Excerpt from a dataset

◇ ◇ ◇

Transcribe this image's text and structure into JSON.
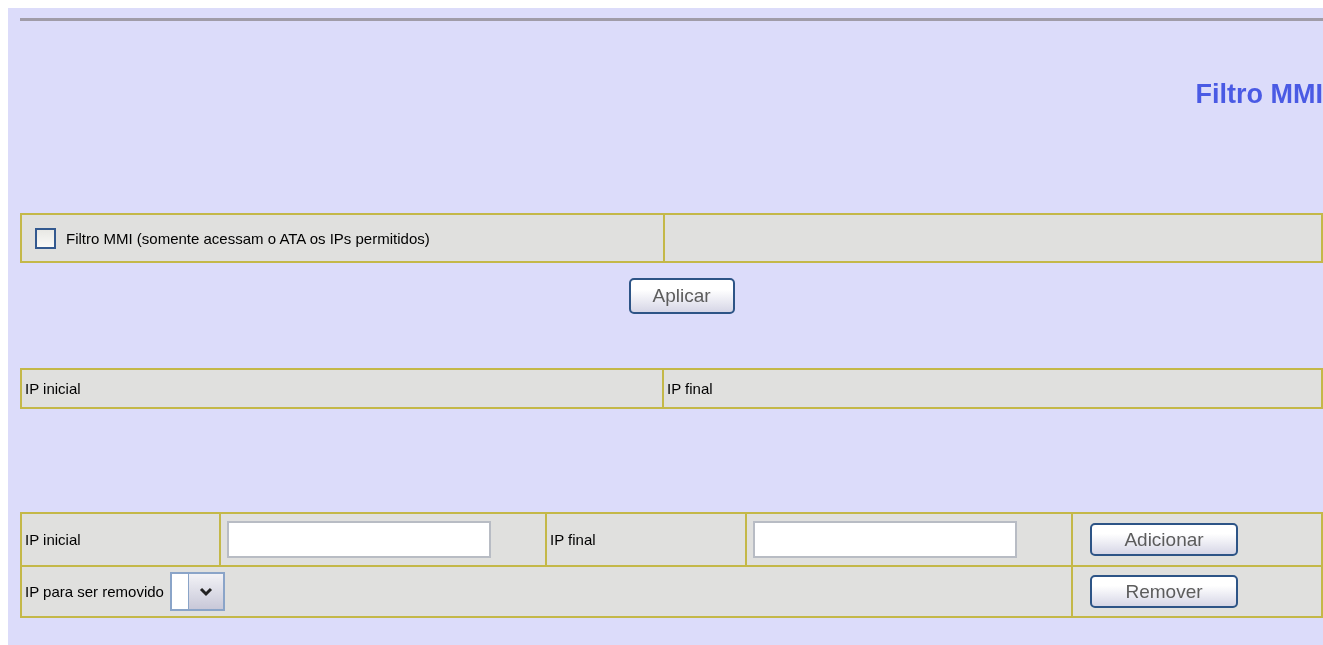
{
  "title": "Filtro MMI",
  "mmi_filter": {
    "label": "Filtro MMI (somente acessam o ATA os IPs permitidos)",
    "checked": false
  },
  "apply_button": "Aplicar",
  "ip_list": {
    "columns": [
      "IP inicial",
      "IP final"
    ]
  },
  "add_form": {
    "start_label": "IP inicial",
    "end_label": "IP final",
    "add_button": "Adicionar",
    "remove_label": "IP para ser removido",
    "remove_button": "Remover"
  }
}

◇ ◇ ◇

REQUIREMENT
Your job is to transcribe the entries above exactly; skip the pictures.

REPLY
Transcribe this image's text and structure into JSON.
{
  "title": "Filtro MMI",
  "mmi_filter": {
    "label": "Filtro MMI (somente acessam o ATA os IPs permitidos)",
    "checked": false
  },
  "apply_button": "Aplicar",
  "ip_list": {
    "columns": [
      "IP inicial",
      "IP final"
    ]
  },
  "add_form": {
    "start_label": "IP inicial",
    "end_label": "IP final",
    "add_button": "Adicionar",
    "remove_label": "IP para ser removido",
    "remove_button": "Remover"
  }
}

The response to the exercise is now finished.